Your task: Extract every line of the data below verbatim, and leave the pictures out of your answer.
___ Exercise materials ___
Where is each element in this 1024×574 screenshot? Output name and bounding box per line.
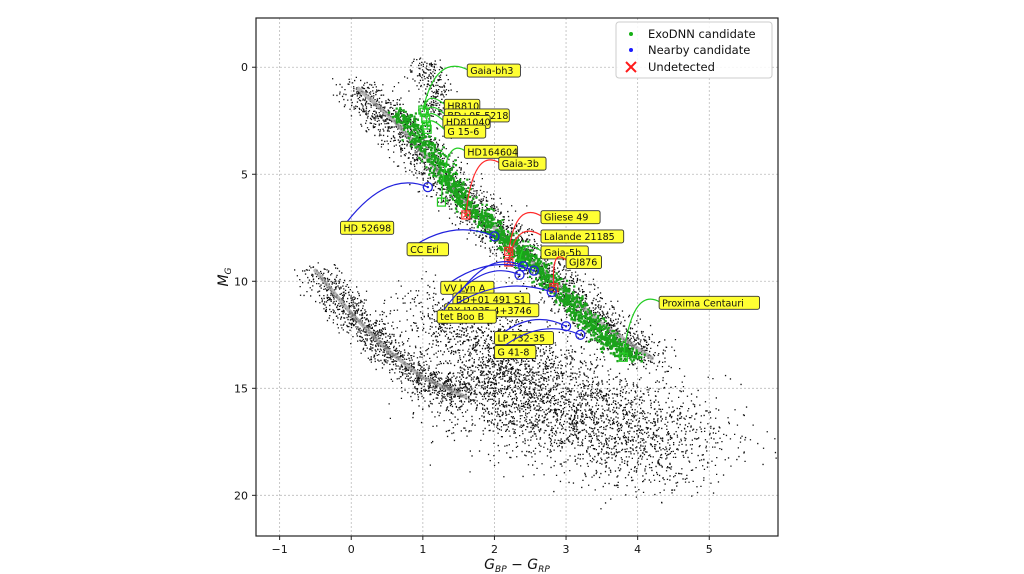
circle-marker-icon bbox=[528, 265, 539, 276]
annotation-g-41-8: G 41-8 bbox=[493, 328, 586, 359]
legend-item-nearby: Nearby candidate bbox=[629, 43, 750, 57]
annotation-label: CC Eri bbox=[410, 245, 439, 256]
annotation-label: Gliese 49 bbox=[544, 213, 588, 224]
annotation-lp-732-35: LP 732-35 bbox=[493, 318, 572, 346]
x-tick-label: 4 bbox=[634, 543, 641, 556]
grid-lines bbox=[256, 18, 778, 536]
annotation-label: BD+01 491 S1 bbox=[456, 295, 526, 306]
blue-dot-icon bbox=[629, 48, 633, 52]
square-marker-icon bbox=[436, 197, 447, 207]
y-tick-label: 20 bbox=[234, 489, 248, 502]
circle-marker-icon bbox=[517, 261, 529, 272]
red-x-icon bbox=[625, 61, 637, 73]
annotation-box bbox=[340, 220, 395, 235]
annotation-cc-eri: CC Eri bbox=[406, 229, 500, 257]
annotation-label: HD164604 bbox=[467, 147, 518, 158]
square-marker-icon bbox=[422, 124, 432, 134]
legend-label: ExoDNN candidate bbox=[648, 27, 756, 41]
annotation-label: GJ876 bbox=[569, 258, 597, 269]
square-marker-icon bbox=[618, 352, 628, 362]
annotation-label: HR810 bbox=[447, 101, 479, 112]
annotation-box bbox=[463, 144, 519, 159]
annotation-label: VV Lyn A bbox=[444, 283, 486, 294]
x-tick-label: 0 bbox=[348, 543, 355, 556]
x-axis-label: GBP − GRP bbox=[484, 557, 550, 574]
annotation-label: G 15-6 bbox=[447, 127, 479, 138]
x-tick-label: −1 bbox=[272, 543, 288, 556]
annotation-label: Gaia-5b bbox=[544, 248, 581, 259]
annotation-label: Gaia-bh3 bbox=[470, 66, 513, 77]
legend-box bbox=[615, 21, 773, 79]
annotation-gaia-3b: Gaia-3b bbox=[461, 156, 547, 220]
legend-item-exodnn: ExoDNN candidate bbox=[629, 27, 756, 41]
circle-marker-icon bbox=[575, 329, 586, 340]
annotation-box bbox=[565, 255, 602, 270]
y-tick-label: 10 bbox=[234, 275, 248, 288]
exodnn-candidate-points bbox=[387, 107, 646, 363]
axis-ticks: −1 0 1 2 3 4 5 0 5 10 15 20 bbox=[234, 61, 713, 556]
circle-marker-icon bbox=[422, 181, 434, 193]
x-tick-label: 3 bbox=[563, 543, 570, 556]
annotation-label: tet Boo B bbox=[440, 312, 484, 323]
annotation-hd-52698: HD 52698 bbox=[340, 181, 434, 235]
annotation-hd164604: HD164604 bbox=[436, 144, 519, 207]
annotation-label: HD 52698 bbox=[343, 223, 391, 234]
annotation-box bbox=[658, 295, 760, 310]
annotation-g-15-6: G 15-6 bbox=[422, 120, 487, 139]
plot-frame bbox=[255, 17, 779, 537]
annotation-tet-boo-b: tet Boo B bbox=[436, 269, 525, 324]
legend-label: Undetected bbox=[648, 60, 715, 74]
green-dot-icon bbox=[629, 32, 633, 36]
legend-label: Nearby candidate bbox=[648, 43, 750, 57]
y-tick-label: 15 bbox=[234, 382, 248, 395]
x-tick-label: 2 bbox=[491, 543, 498, 556]
x-marker-icon bbox=[504, 246, 514, 256]
annotation-box bbox=[436, 309, 497, 324]
annotation-proxima-centauri: Proxima Centauri bbox=[618, 295, 760, 362]
annotation-label: Lalande 21185 bbox=[544, 232, 615, 243]
annotation-gj876: GJ876 bbox=[549, 255, 602, 293]
circle-marker-icon bbox=[546, 286, 557, 298]
annotation-label: HD81040 bbox=[446, 117, 491, 128]
x-tick-label: 5 bbox=[706, 543, 713, 556]
y-tick-label: 5 bbox=[241, 168, 248, 181]
circle-marker-icon bbox=[514, 269, 525, 281]
y-tick-label: 0 bbox=[241, 61, 248, 74]
annotation-box bbox=[406, 242, 449, 257]
x-marker-icon bbox=[461, 210, 471, 220]
annotation-lalande-21185: Lalande 21185 bbox=[504, 229, 625, 267]
annotation-gliese-49: Gliese 49 bbox=[504, 210, 601, 256]
annotation-label: G 41-8 bbox=[497, 347, 529, 358]
legend: ExoDNN candidate Nearby candidate Undete… bbox=[615, 21, 773, 79]
background-star-scatter bbox=[294, 57, 777, 510]
annotation-box bbox=[540, 210, 601, 225]
annotation-box bbox=[540, 229, 625, 244]
circle-marker-icon bbox=[489, 231, 500, 242]
square-marker-icon bbox=[419, 107, 429, 117]
annotation-box bbox=[493, 331, 554, 346]
annotation-box bbox=[443, 124, 487, 139]
annotation-box bbox=[498, 156, 547, 171]
y-axis-label: MG bbox=[216, 267, 234, 286]
annotation-label: Proxima Centauri bbox=[662, 298, 744, 309]
annotation-label: Gaia-3b bbox=[502, 159, 539, 170]
annotation-box bbox=[493, 345, 537, 359]
legend-item-undetected: Undetected bbox=[625, 60, 715, 74]
annotation-label: LP 732-35 bbox=[497, 334, 545, 345]
x-tick-label: 1 bbox=[419, 543, 426, 556]
square-marker-icon bbox=[421, 114, 431, 124]
annotation-box bbox=[466, 63, 521, 78]
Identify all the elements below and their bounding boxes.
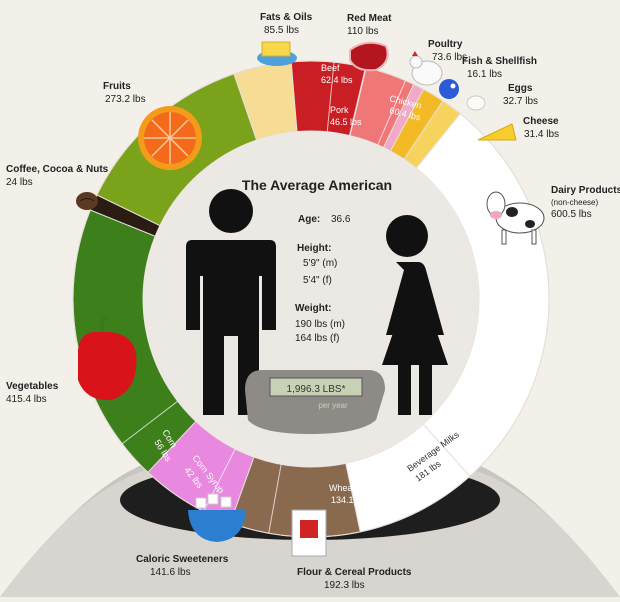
___
Task solution:
Where is each element in this 1024×574 screenshot? Output name and bounding box per line.
circle-marker-icon bbox=[528, 265, 539, 276]
annotation-g-41-8: G 41-8 bbox=[493, 328, 586, 359]
legend-item-nearby: Nearby candidate bbox=[629, 43, 750, 57]
annotation-label: CC Eri bbox=[410, 245, 439, 256]
annotation-label: Gliese 49 bbox=[544, 213, 588, 224]
annotation-lp-732-35: LP 732-35 bbox=[493, 318, 572, 346]
x-tick-label: 4 bbox=[634, 543, 641, 556]
grid-lines bbox=[256, 18, 778, 536]
annotation-label: BD+01 491 S1 bbox=[456, 295, 526, 306]
blue-dot-icon bbox=[629, 48, 633, 52]
square-marker-icon bbox=[436, 197, 447, 207]
y-tick-label: 20 bbox=[234, 489, 248, 502]
circle-marker-icon bbox=[517, 261, 529, 272]
red-x-icon bbox=[625, 61, 637, 73]
annotation-box bbox=[340, 220, 395, 235]
annotation-cc-eri: CC Eri bbox=[406, 229, 500, 257]
annotation-label: HD164604 bbox=[467, 147, 518, 158]
square-marker-icon bbox=[422, 124, 432, 134]
legend-label: ExoDNN candidate bbox=[648, 27, 756, 41]
annotation-label: GJ876 bbox=[569, 258, 597, 269]
square-marker-icon bbox=[618, 352, 628, 362]
annotation-label: HR810 bbox=[447, 101, 479, 112]
annotation-box bbox=[463, 144, 519, 159]
annotation-label: VV Lyn A bbox=[444, 283, 486, 294]
x-tick-label: 0 bbox=[348, 543, 355, 556]
x-axis-label: GBP − GRP bbox=[484, 557, 550, 574]
annotation-label: G 15-6 bbox=[447, 127, 479, 138]
x-tick-label: −1 bbox=[272, 543, 288, 556]
annotation-label: Gaia-5b bbox=[544, 248, 581, 259]
annotation-label: Gaia-bh3 bbox=[470, 66, 513, 77]
legend-box bbox=[615, 21, 773, 79]
annotation-gaia-3b: Gaia-3b bbox=[461, 156, 547, 220]
legend-item-exodnn: ExoDNN candidate bbox=[629, 27, 756, 41]
circle-marker-icon bbox=[575, 329, 586, 340]
annotation-box bbox=[565, 255, 602, 270]
y-tick-label: 10 bbox=[234, 275, 248, 288]
exodnn-candidate-points bbox=[387, 107, 646, 363]
axis-ticks: −1 0 1 2 3 4 5 0 5 10 15 20 bbox=[234, 61, 713, 556]
circle-marker-icon bbox=[422, 181, 434, 193]
x-tick-label: 3 bbox=[563, 543, 570, 556]
annotation-label: tet Boo B bbox=[440, 312, 484, 323]
annotation-hd-52698: HD 52698 bbox=[340, 181, 434, 235]
annotation-hd164604: HD164604 bbox=[436, 144, 519, 207]
annotation-label: HD 52698 bbox=[343, 223, 391, 234]
annotation-box bbox=[658, 295, 760, 310]
annotation-g-15-6: G 15-6 bbox=[422, 120, 487, 139]
plot-frame bbox=[255, 17, 779, 537]
annotation-tet-boo-b: tet Boo B bbox=[436, 269, 525, 324]
legend-label: Undetected bbox=[648, 60, 715, 74]
green-dot-icon bbox=[629, 32, 633, 36]
legend-label: Nearby candidate bbox=[648, 43, 750, 57]
y-tick-label: 15 bbox=[234, 382, 248, 395]
x-tick-label: 2 bbox=[491, 543, 498, 556]
x-marker-icon bbox=[504, 246, 514, 256]
annotation-box bbox=[436, 309, 497, 324]
annotation-proxima-centauri: Proxima Centauri bbox=[618, 295, 760, 362]
annotation-label: Lalande 21185 bbox=[544, 232, 615, 243]
annotation-gj876: GJ876 bbox=[549, 255, 602, 293]
circle-marker-icon bbox=[546, 286, 557, 298]
annotation-label: HD81040 bbox=[446, 117, 491, 128]
x-tick-label: 5 bbox=[706, 543, 713, 556]
y-tick-label: 5 bbox=[241, 168, 248, 181]
circle-marker-icon bbox=[514, 269, 525, 281]
y-tick-label: 0 bbox=[241, 61, 248, 74]
annotation-box bbox=[406, 242, 449, 257]
x-marker-icon bbox=[461, 210, 471, 220]
annotation-lalande-21185: Lalande 21185 bbox=[504, 229, 625, 267]
annotation-gliese-49: Gliese 49 bbox=[504, 210, 601, 256]
annotation-label: G 41-8 bbox=[497, 347, 529, 358]
legend: ExoDNN candidate Nearby candidate Undete… bbox=[615, 21, 773, 79]
background-star-scatter bbox=[294, 57, 777, 510]
annotation-box bbox=[540, 210, 601, 225]
annotation-box bbox=[540, 229, 625, 244]
circle-marker-icon bbox=[489, 231, 500, 242]
square-marker-icon bbox=[419, 107, 429, 117]
annotation-box bbox=[493, 331, 554, 346]
annotation-box bbox=[443, 124, 487, 139]
annotation-box bbox=[498, 156, 547, 171]
y-axis-label: MG bbox=[216, 267, 234, 286]
annotation-label: Proxima Centauri bbox=[662, 298, 744, 309]
annotation-label: Gaia-3b bbox=[502, 159, 539, 170]
annotation-box bbox=[493, 345, 537, 359]
legend-item-undetected: Undetected bbox=[625, 60, 715, 74]
annotation-label: LP 732-35 bbox=[497, 334, 545, 345]
x-tick-label: 1 bbox=[419, 543, 426, 556]
square-marker-icon bbox=[421, 114, 431, 124]
annotation-box bbox=[466, 63, 521, 78]
Identify all the elements below and their bounding boxes.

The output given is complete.